--- start ---
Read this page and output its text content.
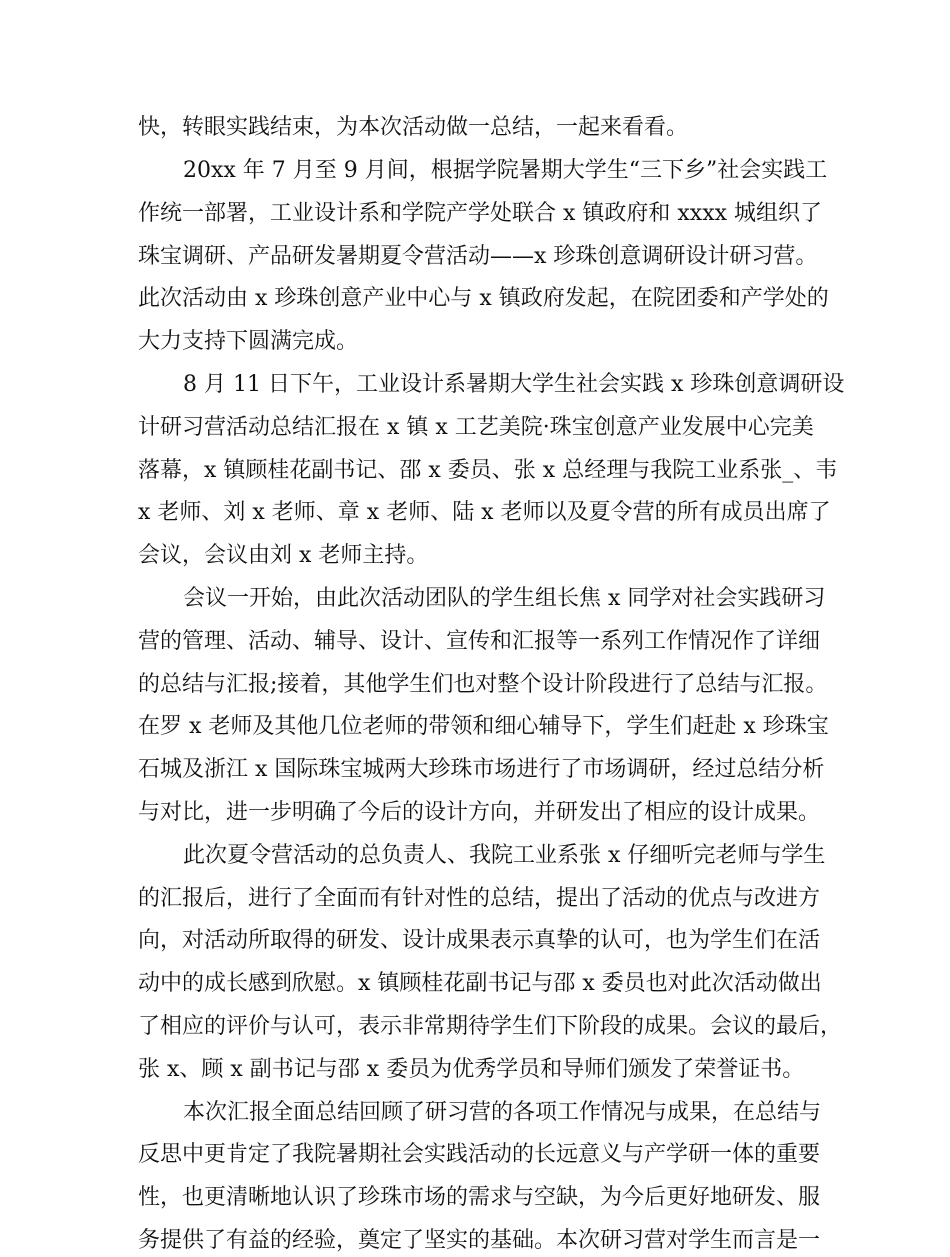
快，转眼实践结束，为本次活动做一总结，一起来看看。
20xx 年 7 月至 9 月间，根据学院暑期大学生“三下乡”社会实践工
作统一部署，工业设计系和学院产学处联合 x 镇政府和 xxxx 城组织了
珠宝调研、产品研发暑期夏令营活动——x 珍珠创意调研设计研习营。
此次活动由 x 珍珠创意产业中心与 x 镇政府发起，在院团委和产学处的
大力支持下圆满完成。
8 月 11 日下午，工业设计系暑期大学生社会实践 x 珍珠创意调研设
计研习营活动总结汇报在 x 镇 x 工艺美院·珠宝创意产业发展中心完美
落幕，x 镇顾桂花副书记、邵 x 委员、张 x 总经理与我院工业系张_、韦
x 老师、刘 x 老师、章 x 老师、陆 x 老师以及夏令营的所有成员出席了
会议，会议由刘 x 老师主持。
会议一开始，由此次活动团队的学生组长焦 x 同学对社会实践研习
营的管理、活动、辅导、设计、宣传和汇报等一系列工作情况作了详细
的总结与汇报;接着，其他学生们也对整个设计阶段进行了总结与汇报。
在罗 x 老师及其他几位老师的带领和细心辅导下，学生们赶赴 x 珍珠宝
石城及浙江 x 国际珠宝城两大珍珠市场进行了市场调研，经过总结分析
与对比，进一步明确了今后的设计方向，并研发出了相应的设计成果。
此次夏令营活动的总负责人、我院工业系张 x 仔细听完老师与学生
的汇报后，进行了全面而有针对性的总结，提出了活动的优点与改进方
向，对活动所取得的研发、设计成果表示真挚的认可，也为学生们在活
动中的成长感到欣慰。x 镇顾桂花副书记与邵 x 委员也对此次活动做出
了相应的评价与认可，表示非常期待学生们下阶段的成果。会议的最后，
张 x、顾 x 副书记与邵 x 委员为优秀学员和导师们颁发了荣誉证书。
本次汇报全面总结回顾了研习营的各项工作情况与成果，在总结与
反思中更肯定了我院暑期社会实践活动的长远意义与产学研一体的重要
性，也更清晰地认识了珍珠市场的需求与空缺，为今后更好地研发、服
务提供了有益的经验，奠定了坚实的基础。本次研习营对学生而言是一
--- end ---
[Challenge]: Take the listing above and print it exactly, apart from the pictures.

[Solved problem]:
Read this page and output its text content.
快，转眼实践结束，为本次活动做一总结，一起来看看。
20xx 年 7 月至 9 月间，根据学院暑期大学生“三下乡”社会实践工
作统一部署，工业设计系和学院产学处联合 x 镇政府和 xxxx 城组织了
珠宝调研、产品研发暑期夏令营活动——x 珍珠创意调研设计研习营。
此次活动由 x 珍珠创意产业中心与 x 镇政府发起，在院团委和产学处的
大力支持下圆满完成。
8 月 11 日下午，工业设计系暑期大学生社会实践 x 珍珠创意调研设
计研习营活动总结汇报在 x 镇 x 工艺美院·珠宝创意产业发展中心完美
落幕，x 镇顾桂花副书记、邵 x 委员、张 x 总经理与我院工业系张_、韦
x 老师、刘 x 老师、章 x 老师、陆 x 老师以及夏令营的所有成员出席了
会议，会议由刘 x 老师主持。
会议一开始，由此次活动团队的学生组长焦 x 同学对社会实践研习
营的管理、活动、辅导、设计、宣传和汇报等一系列工作情况作了详细
的总结与汇报;接着，其他学生们也对整个设计阶段进行了总结与汇报。
在罗 x 老师及其他几位老师的带领和细心辅导下，学生们赶赴 x 珍珠宝
石城及浙江 x 国际珠宝城两大珍珠市场进行了市场调研，经过总结分析
与对比，进一步明确了今后的设计方向，并研发出了相应的设计成果。
此次夏令营活动的总负责人、我院工业系张 x 仔细听完老师与学生
的汇报后，进行了全面而有针对性的总结，提出了活动的优点与改进方
向，对活动所取得的研发、设计成果表示真挚的认可，也为学生们在活
动中的成长感到欣慰。x 镇顾桂花副书记与邵 x 委员也对此次活动做出
了相应的评价与认可，表示非常期待学生们下阶段的成果。会议的最后，
张 x、顾 x 副书记与邵 x 委员为优秀学员和导师们颁发了荣誉证书。
本次汇报全面总结回顾了研习营的各项工作情况与成果，在总结与
反思中更肯定了我院暑期社会实践活动的长远意义与产学研一体的重要
性，也更清晰地认识了珍珠市场的需求与空缺，为今后更好地研发、服
务提供了有益的经验，奠定了坚实的基础。本次研习营对学生而言是一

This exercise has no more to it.